• Do this:
Restate the data below word for word. Skip any images it contains.

• Records to process:
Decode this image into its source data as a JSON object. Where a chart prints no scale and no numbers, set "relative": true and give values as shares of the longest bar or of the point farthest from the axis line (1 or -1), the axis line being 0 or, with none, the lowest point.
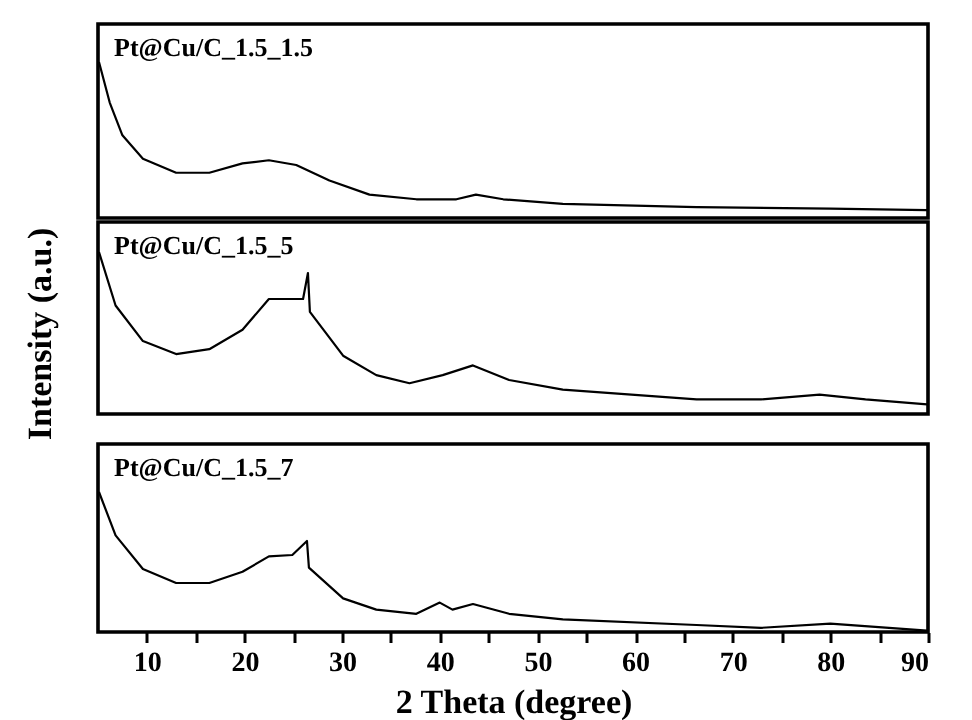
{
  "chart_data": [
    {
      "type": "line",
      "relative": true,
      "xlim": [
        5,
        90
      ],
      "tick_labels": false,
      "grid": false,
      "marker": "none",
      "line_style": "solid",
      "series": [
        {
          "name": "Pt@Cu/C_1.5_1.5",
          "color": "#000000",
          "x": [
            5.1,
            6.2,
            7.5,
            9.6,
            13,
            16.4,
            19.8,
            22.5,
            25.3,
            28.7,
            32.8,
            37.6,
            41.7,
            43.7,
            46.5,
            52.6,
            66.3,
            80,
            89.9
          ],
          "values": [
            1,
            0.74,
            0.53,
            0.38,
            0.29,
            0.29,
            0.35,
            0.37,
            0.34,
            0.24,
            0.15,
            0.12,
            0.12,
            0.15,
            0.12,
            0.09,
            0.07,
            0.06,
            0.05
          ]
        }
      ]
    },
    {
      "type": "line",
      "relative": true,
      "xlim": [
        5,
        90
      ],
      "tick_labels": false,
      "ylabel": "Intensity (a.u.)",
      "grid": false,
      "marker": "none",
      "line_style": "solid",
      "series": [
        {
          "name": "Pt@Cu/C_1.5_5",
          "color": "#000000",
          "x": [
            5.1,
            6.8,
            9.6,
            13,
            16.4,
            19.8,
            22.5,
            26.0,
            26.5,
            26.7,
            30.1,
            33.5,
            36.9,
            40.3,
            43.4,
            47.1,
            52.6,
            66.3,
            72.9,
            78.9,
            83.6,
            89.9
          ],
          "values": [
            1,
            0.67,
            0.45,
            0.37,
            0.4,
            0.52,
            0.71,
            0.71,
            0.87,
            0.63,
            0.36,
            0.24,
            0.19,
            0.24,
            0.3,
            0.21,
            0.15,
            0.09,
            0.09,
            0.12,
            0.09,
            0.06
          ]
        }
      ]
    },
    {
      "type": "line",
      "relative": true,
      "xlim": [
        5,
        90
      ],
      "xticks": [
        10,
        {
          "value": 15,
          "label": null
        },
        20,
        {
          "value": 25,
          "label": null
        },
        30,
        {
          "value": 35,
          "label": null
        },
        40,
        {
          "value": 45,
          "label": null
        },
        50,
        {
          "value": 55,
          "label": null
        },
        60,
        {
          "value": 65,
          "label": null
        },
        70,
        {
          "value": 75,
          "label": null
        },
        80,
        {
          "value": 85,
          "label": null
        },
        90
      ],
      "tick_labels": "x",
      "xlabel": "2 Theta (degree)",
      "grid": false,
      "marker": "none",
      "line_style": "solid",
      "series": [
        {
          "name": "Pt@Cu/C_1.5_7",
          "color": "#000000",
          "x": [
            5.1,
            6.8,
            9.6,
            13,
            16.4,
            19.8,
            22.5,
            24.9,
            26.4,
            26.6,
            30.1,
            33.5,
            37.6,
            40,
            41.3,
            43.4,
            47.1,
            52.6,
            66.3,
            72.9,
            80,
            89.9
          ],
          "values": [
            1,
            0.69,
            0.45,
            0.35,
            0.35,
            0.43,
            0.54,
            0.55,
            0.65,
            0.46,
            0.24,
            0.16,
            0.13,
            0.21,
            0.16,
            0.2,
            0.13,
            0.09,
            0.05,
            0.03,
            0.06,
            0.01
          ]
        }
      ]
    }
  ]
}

• Solution to this task:
Decode this image into its source data as a JSON object. Where a chart prints no scale and no numbers, set "relative": true and give values as shares of the longest bar or of the point farthest from the axis line (1 or -1), the axis line being 0 or, with none, the lowest point.
{
  "chart_data": [
    {
      "type": "line",
      "relative": true,
      "xlim": [
        5,
        90
      ],
      "tick_labels": false,
      "grid": false,
      "marker": "none",
      "line_style": "solid",
      "series": [
        {
          "name": "Pt@Cu/C_1.5_1.5",
          "color": "#000000",
          "x": [
            5.1,
            6.2,
            7.5,
            9.6,
            13,
            16.4,
            19.8,
            22.5,
            25.3,
            28.7,
            32.8,
            37.6,
            41.7,
            43.7,
            46.5,
            52.6,
            66.3,
            80,
            89.9
          ],
          "values": [
            1,
            0.74,
            0.53,
            0.38,
            0.29,
            0.29,
            0.35,
            0.37,
            0.34,
            0.24,
            0.15,
            0.12,
            0.12,
            0.15,
            0.12,
            0.09,
            0.07,
            0.06,
            0.05
          ]
        }
      ]
    },
    {
      "type": "line",
      "relative": true,
      "xlim": [
        5,
        90
      ],
      "tick_labels": false,
      "ylabel": "Intensity (a.u.)",
      "grid": false,
      "marker": "none",
      "line_style": "solid",
      "series": [
        {
          "name": "Pt@Cu/C_1.5_5",
          "color": "#000000",
          "x": [
            5.1,
            6.8,
            9.6,
            13,
            16.4,
            19.8,
            22.5,
            26.0,
            26.5,
            26.7,
            30.1,
            33.5,
            36.9,
            40.3,
            43.4,
            47.1,
            52.6,
            66.3,
            72.9,
            78.9,
            83.6,
            89.9
          ],
          "values": [
            1,
            0.67,
            0.45,
            0.37,
            0.4,
            0.52,
            0.71,
            0.71,
            0.87,
            0.63,
            0.36,
            0.24,
            0.19,
            0.24,
            0.3,
            0.21,
            0.15,
            0.09,
            0.09,
            0.12,
            0.09,
            0.06
          ]
        }
      ]
    },
    {
      "type": "line",
      "relative": true,
      "xlim": [
        5,
        90
      ],
      "xticks": [
        10,
        {
          "value": 15,
          "label": null
        },
        20,
        {
          "value": 25,
          "label": null
        },
        30,
        {
          "value": 35,
          "label": null
        },
        40,
        {
          "value": 45,
          "label": null
        },
        50,
        {
          "value": 55,
          "label": null
        },
        60,
        {
          "value": 65,
          "label": null
        },
        70,
        {
          "value": 75,
          "label": null
        },
        80,
        {
          "value": 85,
          "label": null
        },
        90
      ],
      "tick_labels": "x",
      "xlabel": "2 Theta (degree)",
      "grid": false,
      "marker": "none",
      "line_style": "solid",
      "series": [
        {
          "name": "Pt@Cu/C_1.5_7",
          "color": "#000000",
          "x": [
            5.1,
            6.8,
            9.6,
            13,
            16.4,
            19.8,
            22.5,
            24.9,
            26.4,
            26.6,
            30.1,
            33.5,
            37.6,
            40,
            41.3,
            43.4,
            47.1,
            52.6,
            66.3,
            72.9,
            80,
            89.9
          ],
          "values": [
            1,
            0.69,
            0.45,
            0.35,
            0.35,
            0.43,
            0.54,
            0.55,
            0.65,
            0.46,
            0.24,
            0.16,
            0.13,
            0.21,
            0.16,
            0.2,
            0.13,
            0.09,
            0.05,
            0.03,
            0.06,
            0.01
          ]
        }
      ]
    }
  ]
}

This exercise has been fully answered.